Write the material out again in full, word for word. Do not include the pictures.
--- Data provided ---
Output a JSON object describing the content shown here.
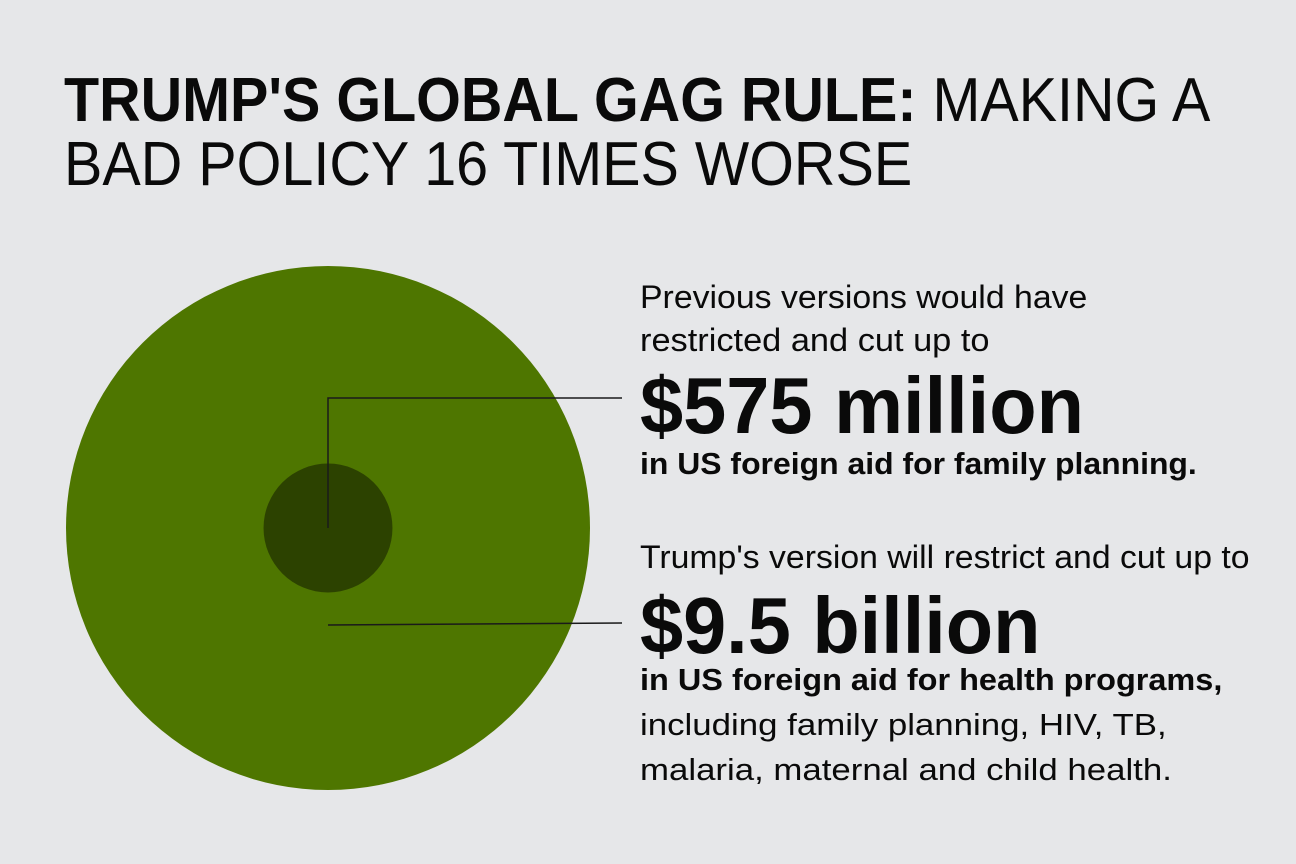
{
  "title": {
    "line1_bold": "TRUMP'S GLOBAL GAG RULE:",
    "line1_regular": " MAKING A",
    "line2": "BAD POLICY 16 TIMES WORSE"
  },
  "previous": {
    "intro_line1": "Previous versions would have",
    "intro_line2": "restricted and cut up to",
    "amount": "$575 million",
    "detail": "in US foreign aid for family planning."
  },
  "trump": {
    "intro": "Trump's version will restrict and cut up to",
    "amount": "$9.5 billion",
    "detail_bold": "in US foreign aid for health programs,",
    "detail_line2": "including family planning, HIV, TB,",
    "detail_line3": "malaria, maternal and child health."
  },
  "colors": {
    "background": "#e6e7e9",
    "large_circle": "#4e7600",
    "small_circle": "#2c4200",
    "leader_line": "#1a1a1a"
  },
  "chart_data": {
    "type": "proportional-circles",
    "unit": "USD",
    "items": [
      {
        "label": "$575 million",
        "value": 575000000,
        "color": "#2c4200"
      },
      {
        "label": "$9.5 billion",
        "value": 9500000000,
        "color": "#4e7600"
      }
    ]
  }
}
---
**Response below**
Output a JSON object describing the content shown here.
{
  "title": {
    "line1_bold": "TRUMP'S GLOBAL GAG RULE:",
    "line1_regular": " MAKING A",
    "line2": "BAD POLICY 16 TIMES WORSE"
  },
  "previous": {
    "intro_line1": "Previous versions would have",
    "intro_line2": "restricted and cut up to",
    "amount": "$575 million",
    "detail": "in US foreign aid for family planning."
  },
  "trump": {
    "intro": "Trump's version will restrict and cut up to",
    "amount": "$9.5 billion",
    "detail_bold": "in US foreign aid for health programs,",
    "detail_line2": "including family planning, HIV, TB,",
    "detail_line3": "malaria, maternal and child health."
  },
  "colors": {
    "background": "#e6e7e9",
    "large_circle": "#4e7600",
    "small_circle": "#2c4200",
    "leader_line": "#1a1a1a"
  },
  "chart_data": {
    "type": "proportional-circles",
    "unit": "USD",
    "items": [
      {
        "label": "$575 million",
        "value": 575000000,
        "color": "#2c4200"
      },
      {
        "label": "$9.5 billion",
        "value": 9500000000,
        "color": "#4e7600"
      }
    ]
  }
}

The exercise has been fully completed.